• INSTRUCTION:
Write the count of lines that contain the word "blood" and nothing else.

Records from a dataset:
┌──

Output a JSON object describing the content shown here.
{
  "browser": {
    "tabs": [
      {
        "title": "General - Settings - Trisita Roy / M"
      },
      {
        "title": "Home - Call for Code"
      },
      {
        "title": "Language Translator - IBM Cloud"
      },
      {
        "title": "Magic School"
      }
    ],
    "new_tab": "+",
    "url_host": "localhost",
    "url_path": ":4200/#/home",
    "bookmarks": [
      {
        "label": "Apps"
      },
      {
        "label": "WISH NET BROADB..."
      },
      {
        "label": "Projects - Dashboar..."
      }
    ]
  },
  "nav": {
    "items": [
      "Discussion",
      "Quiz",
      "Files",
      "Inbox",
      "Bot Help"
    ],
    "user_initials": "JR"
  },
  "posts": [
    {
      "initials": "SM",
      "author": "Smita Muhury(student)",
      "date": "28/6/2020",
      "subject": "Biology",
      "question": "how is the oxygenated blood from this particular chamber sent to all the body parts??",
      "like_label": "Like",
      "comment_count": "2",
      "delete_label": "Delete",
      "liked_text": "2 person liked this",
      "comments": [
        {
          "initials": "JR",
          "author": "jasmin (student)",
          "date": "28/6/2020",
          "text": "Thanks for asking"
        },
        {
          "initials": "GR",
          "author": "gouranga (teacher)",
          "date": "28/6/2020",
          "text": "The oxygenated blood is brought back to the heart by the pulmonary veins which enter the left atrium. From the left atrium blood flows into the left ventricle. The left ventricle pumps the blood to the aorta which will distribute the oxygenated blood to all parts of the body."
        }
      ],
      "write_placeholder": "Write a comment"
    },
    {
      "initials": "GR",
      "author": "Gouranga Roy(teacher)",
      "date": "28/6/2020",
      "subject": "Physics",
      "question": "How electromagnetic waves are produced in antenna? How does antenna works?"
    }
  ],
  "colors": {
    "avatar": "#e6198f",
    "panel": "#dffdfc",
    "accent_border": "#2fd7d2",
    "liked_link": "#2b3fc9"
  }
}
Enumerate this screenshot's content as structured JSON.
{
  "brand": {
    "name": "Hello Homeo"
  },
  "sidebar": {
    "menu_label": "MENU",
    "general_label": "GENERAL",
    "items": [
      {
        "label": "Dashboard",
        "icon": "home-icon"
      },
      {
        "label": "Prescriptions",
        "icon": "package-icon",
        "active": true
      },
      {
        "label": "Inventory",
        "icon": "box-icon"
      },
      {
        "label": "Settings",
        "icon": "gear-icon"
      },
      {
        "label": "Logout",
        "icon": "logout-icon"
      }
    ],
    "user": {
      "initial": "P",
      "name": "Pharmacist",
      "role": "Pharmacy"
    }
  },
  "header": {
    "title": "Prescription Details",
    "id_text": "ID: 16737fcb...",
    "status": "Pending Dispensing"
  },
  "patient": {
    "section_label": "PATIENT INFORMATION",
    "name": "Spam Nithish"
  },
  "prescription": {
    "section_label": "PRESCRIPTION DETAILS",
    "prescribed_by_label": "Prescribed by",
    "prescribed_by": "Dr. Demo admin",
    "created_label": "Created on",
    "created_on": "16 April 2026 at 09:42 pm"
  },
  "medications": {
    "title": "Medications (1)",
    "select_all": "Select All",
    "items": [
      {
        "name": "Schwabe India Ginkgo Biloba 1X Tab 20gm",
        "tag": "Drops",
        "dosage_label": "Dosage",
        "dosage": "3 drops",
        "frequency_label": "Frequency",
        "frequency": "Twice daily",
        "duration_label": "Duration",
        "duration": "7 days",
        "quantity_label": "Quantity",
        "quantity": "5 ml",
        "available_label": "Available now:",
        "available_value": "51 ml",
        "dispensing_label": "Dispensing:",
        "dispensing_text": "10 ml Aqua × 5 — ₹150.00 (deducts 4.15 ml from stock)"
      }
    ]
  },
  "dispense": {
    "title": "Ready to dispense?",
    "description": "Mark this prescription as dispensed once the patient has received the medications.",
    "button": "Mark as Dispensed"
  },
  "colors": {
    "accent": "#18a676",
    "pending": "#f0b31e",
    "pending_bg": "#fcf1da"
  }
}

└──

• RESPONSE TO THE EXERCISE:
2